--- Begin SUPPLIED DATA ---

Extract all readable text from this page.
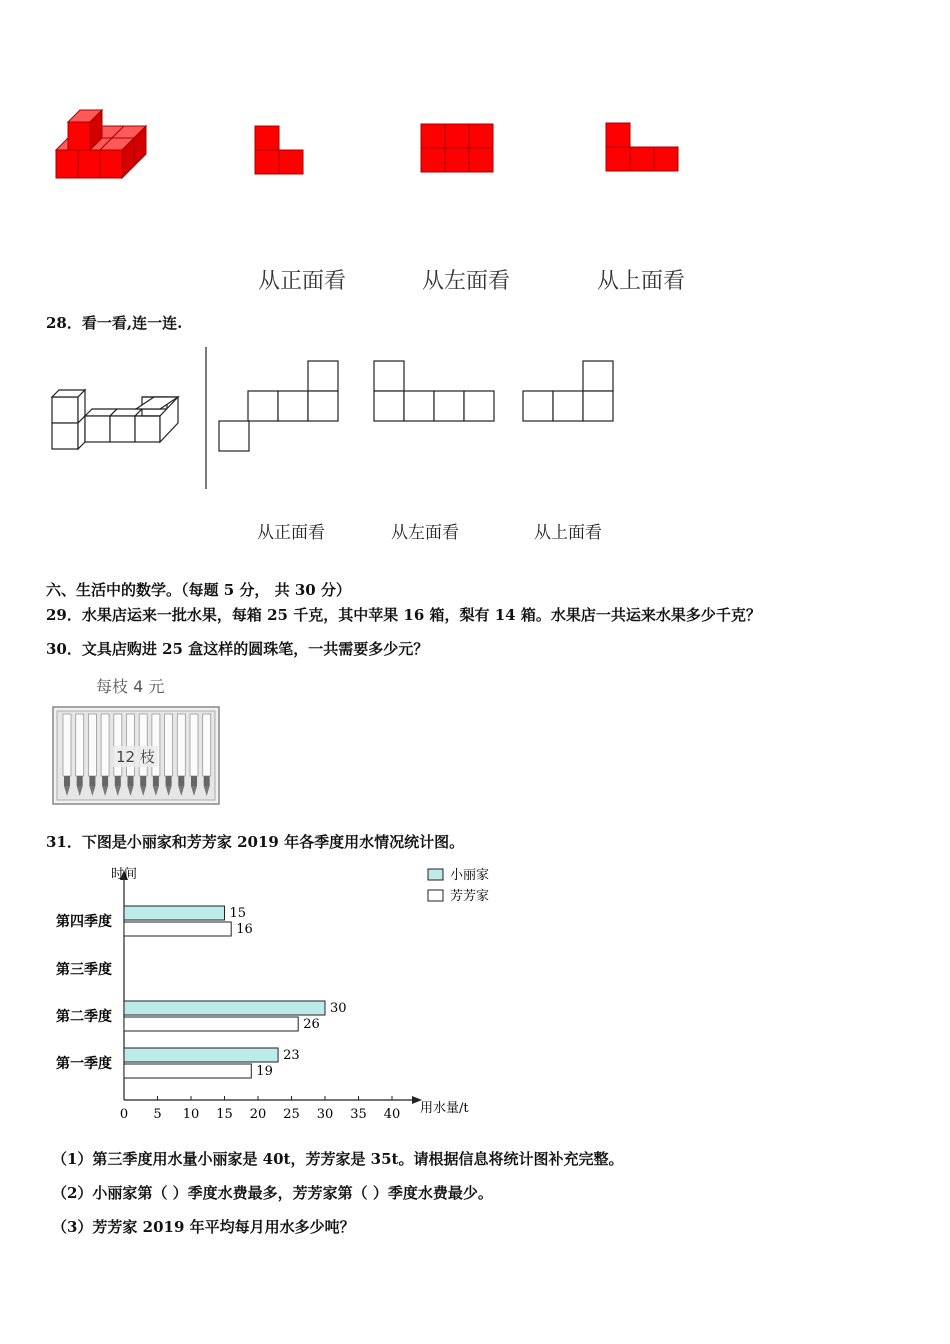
从正面看	从左面看	从上面看
28．看一看,连一连.
从正面看	从左面看	从上面看
六、生活中的数学。（每题 5 分， 共 30 分）
29．水果店运来一批水果，每箱 25 千克，其中苹果 16 箱，梨有 14 箱。水果店一共运来水果多少千克？
30．文具店购进 25 盒这样的圆珠笔，一共需要多少元？
每枝 4 元
12 枝
31．下图是小丽家和芳芳家 2019 年各季度用水情况统计图。
时间
用水量/t
小丽家
芳芳家
0 5 10 15 20 25 30 35 40
第四季度
15
16
第三季度
第二季度
30
26
第一季度
23
19
（1）第三季度用水量小丽家是 40t，芳芳家是 35t。请根据信息将统计图补充完整。
（2）小丽家第（ ）季度水费最多，芳芳家第（ ）季度水费最少。
（3）芳芳家 2019 年平均每月用水多少吨？
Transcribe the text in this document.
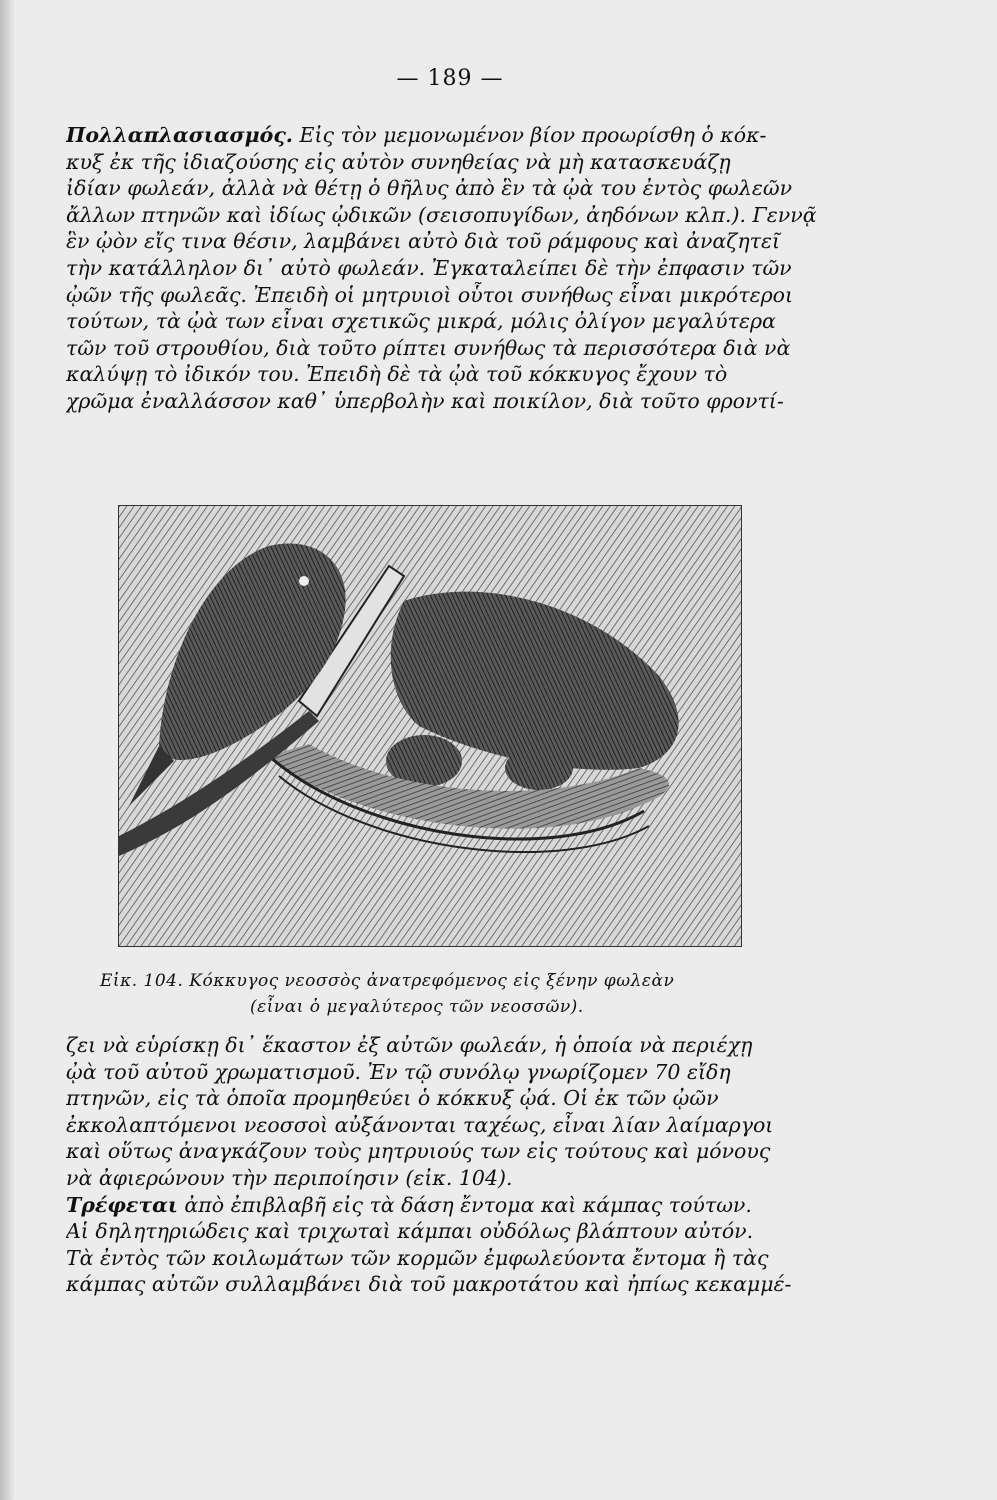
— 189 —
Πολλαπλασιασμός. Εἰς τὸν μεμονωμένον βίον προωρίσθη ὁ κόκ-
κυξ ἐκ τῆς ἰδιαζούσης εἰς αὐτὸν συνηθείας νὰ μὴ κατασκευάζῃ
ἰδίαν φωλεάν, ἀλλὰ νὰ θέτῃ ὁ θῆλυς ἀπὸ ἓν τὰ ᾠὰ του ἐντὸς φωλεῶν
ἄλλων πτηνῶν καὶ ἰδίως ᾠδικῶν (σεισοπυγίδων, ἀηδόνων κλπ.). Γεννᾷ
ἓν ᾠὸν εἴς τινα θέσιν, λαμβάνει αὐτὸ διὰ τοῦ ράμφους καὶ ἀναζητεῖ
τὴν κατάλληλον δι᾽ αὐτὸ φωλεάν. Ἐγκαταλείπει δὲ τὴν ἐπφασιν τῶν
ᾠῶν τῆς φωλεᾶς. Ἐπειδὴ οἱ μητρυιοὶ οὗτοι συνήθως εἶναι μικρότεροι
τούτων, τὰ ᾠὰ των εἶναι σχετικῶς μικρά, μόλις ὀλίγον μεγαλύτερα
τῶν τοῦ στρουθίου, διὰ τοῦτο ρίπτει συνήθως τὰ περισσότερα διὰ νὰ
καλύψῃ τὸ ἰδικόν του. Ἐπειδὴ δὲ τὰ ᾠὰ τοῦ κόκκυγος ἔχουν τὸ
χρῶμα ἐναλλάσσον καθ᾽ ὑπερβολὴν καὶ ποικίλον, διὰ τοῦτο φροντί-
Εἰκ. 104. Κόκκυγος νεοσσὸς ἀνατρεφόμενος εἰς ξένην φωλεὰν
(εἶναι ὁ μεγαλύτερος τῶν νεοσσῶν).
ζει νὰ εὑρίσκῃ δι᾽ ἕκαστον ἐξ αὐτῶν φωλεάν, ἡ ὁποία νὰ περιέχῃ
ᾠὰ τοῦ αὐτοῦ χρωματισμοῦ. Ἐν τῷ συνόλῳ γνωρίζομεν 70 εἴδη
πτηνῶν, εἰς τὰ ὁποῖα προμηθεύει ὁ κόκκυξ ᾠά. Οἱ ἐκ τῶν ᾠῶν
ἐκκολαπτόμενοι νεοσσοὶ αὐξάνονται ταχέως, εἶναι λίαν λαίμαργοι
καὶ οὕτως ἀναγκάζουν τοὺς μητρυιούς των εἰς τούτους καὶ μόνους
νὰ ἀφιερώνουν τὴν περιποίησιν (εἰκ. 104).
Τρέφεται ἀπὸ ἐπιβλαβῆ εἰς τὰ δάση ἔντομα καὶ κάμπας τούτων.
Αἱ δηλητηριώδεις καὶ τριχωταὶ κάμπαι οὐδόλως βλάπτουν αὐτόν.
Τὰ ἐντὸς τῶν κοιλωμάτων τῶν κορμῶν ἐμφωλεύοντα ἔντομα ἢ τὰς
κάμπας αὐτῶν συλλαμβάνει διὰ τοῦ μακροτάτου καὶ ἠπίως κεκαμμέ-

--- End SUPPLIED DATA ---

== EXERCISE DIRECTIONS ==
Output all of the data exactly as it stands, minus any images.

== SOLUTION TO THE PROBLEM ==
Extract all readable text from this page.
从正面看	从左面看	从上面看
28．看一看,连一连.
从正面看	从左面看	从上面看
六、生活中的数学。（每题 5 分， 共 30 分）
29．水果店运来一批水果，每箱 25 千克，其中苹果 16 箱，梨有 14 箱。水果店一共运来水果多少千克？
30．文具店购进 25 盒这样的圆珠笔，一共需要多少元？
每枝 4 元
12 枝
31．下图是小丽家和芳芳家 2019 年各季度用水情况统计图。
时间
用水量/t
小丽家
芳芳家
0 5 10 15 20 25 30 35 40
第四季度
15
16
第三季度
第二季度
30
26
第一季度
23
19
（1）第三季度用水量小丽家是 40t，芳芳家是 35t。请根据信息将统计图补充完整。
（2）小丽家第（ ）季度水费最多，芳芳家第（ ）季度水费最少。
（3）芳芳家 2019 年平均每月用水多少吨？
Transcribe the text in this document.
— 189 —
Πολλαπλασιασμός. Εἰς τὸν μεμονωμένον βίον προωρίσθη ὁ κόκ-
κυξ ἐκ τῆς ἰδιαζούσης εἰς αὐτὸν συνηθείας νὰ μὴ κατασκευάζῃ
ἰδίαν φωλεάν, ἀλλὰ νὰ θέτῃ ὁ θῆλυς ἀπὸ ἓν τὰ ᾠὰ του ἐντὸς φωλεῶν
ἄλλων πτηνῶν καὶ ἰδίως ᾠδικῶν (σεισοπυγίδων, ἀηδόνων κλπ.). Γεννᾷ
ἓν ᾠὸν εἴς τινα θέσιν, λαμβάνει αὐτὸ διὰ τοῦ ράμφους καὶ ἀναζητεῖ
τὴν κατάλληλον δι᾽ αὐτὸ φωλεάν. Ἐγκαταλείπει δὲ τὴν ἐπφασιν τῶν
ᾠῶν τῆς φωλεᾶς. Ἐπειδὴ οἱ μητρυιοὶ οὗτοι συνήθως εἶναι μικρότεροι
τούτων, τὰ ᾠὰ των εἶναι σχετικῶς μικρά, μόλις ὀλίγον μεγαλύτερα
τῶν τοῦ στρουθίου, διὰ τοῦτο ρίπτει συνήθως τὰ περισσότερα διὰ νὰ
καλύψῃ τὸ ἰδικόν του. Ἐπειδὴ δὲ τὰ ᾠὰ τοῦ κόκκυγος ἔχουν τὸ
χρῶμα ἐναλλάσσον καθ᾽ ὑπερβολὴν καὶ ποικίλον, διὰ τοῦτο φροντί-
Εἰκ. 104. Κόκκυγος νεοσσὸς ἀνατρεφόμενος εἰς ξένην φωλεὰν
(εἶναι ὁ μεγαλύτερος τῶν νεοσσῶν).
ζει νὰ εὑρίσκῃ δι᾽ ἕκαστον ἐξ αὐτῶν φωλεάν, ἡ ὁποία νὰ περιέχῃ
ᾠὰ τοῦ αὐτοῦ χρωματισμοῦ. Ἐν τῷ συνόλῳ γνωρίζομεν 70 εἴδη
πτηνῶν, εἰς τὰ ὁποῖα προμηθεύει ὁ κόκκυξ ᾠά. Οἱ ἐκ τῶν ᾠῶν
ἐκκολαπτόμενοι νεοσσοὶ αὐξάνονται ταχέως, εἶναι λίαν λαίμαργοι
καὶ οὕτως ἀναγκάζουν τοὺς μητρυιούς των εἰς τούτους καὶ μόνους
νὰ ἀφιερώνουν τὴν περιποίησιν (εἰκ. 104).
Τρέφεται ἀπὸ ἐπιβλαβῆ εἰς τὰ δάση ἔντομα καὶ κάμπας τούτων.
Αἱ δηλητηριώδεις καὶ τριχωταὶ κάμπαι οὐδόλως βλάπτουν αὐτόν.
Τὰ ἐντὸς τῶν κοιλωμάτων τῶν κορμῶν ἐμφωλεύοντα ἔντομα ἢ τὰς
κάμπας αὐτῶν συλλαμβάνει διὰ τοῦ μακροτάτου καὶ ἠπίως κεκαμμέ-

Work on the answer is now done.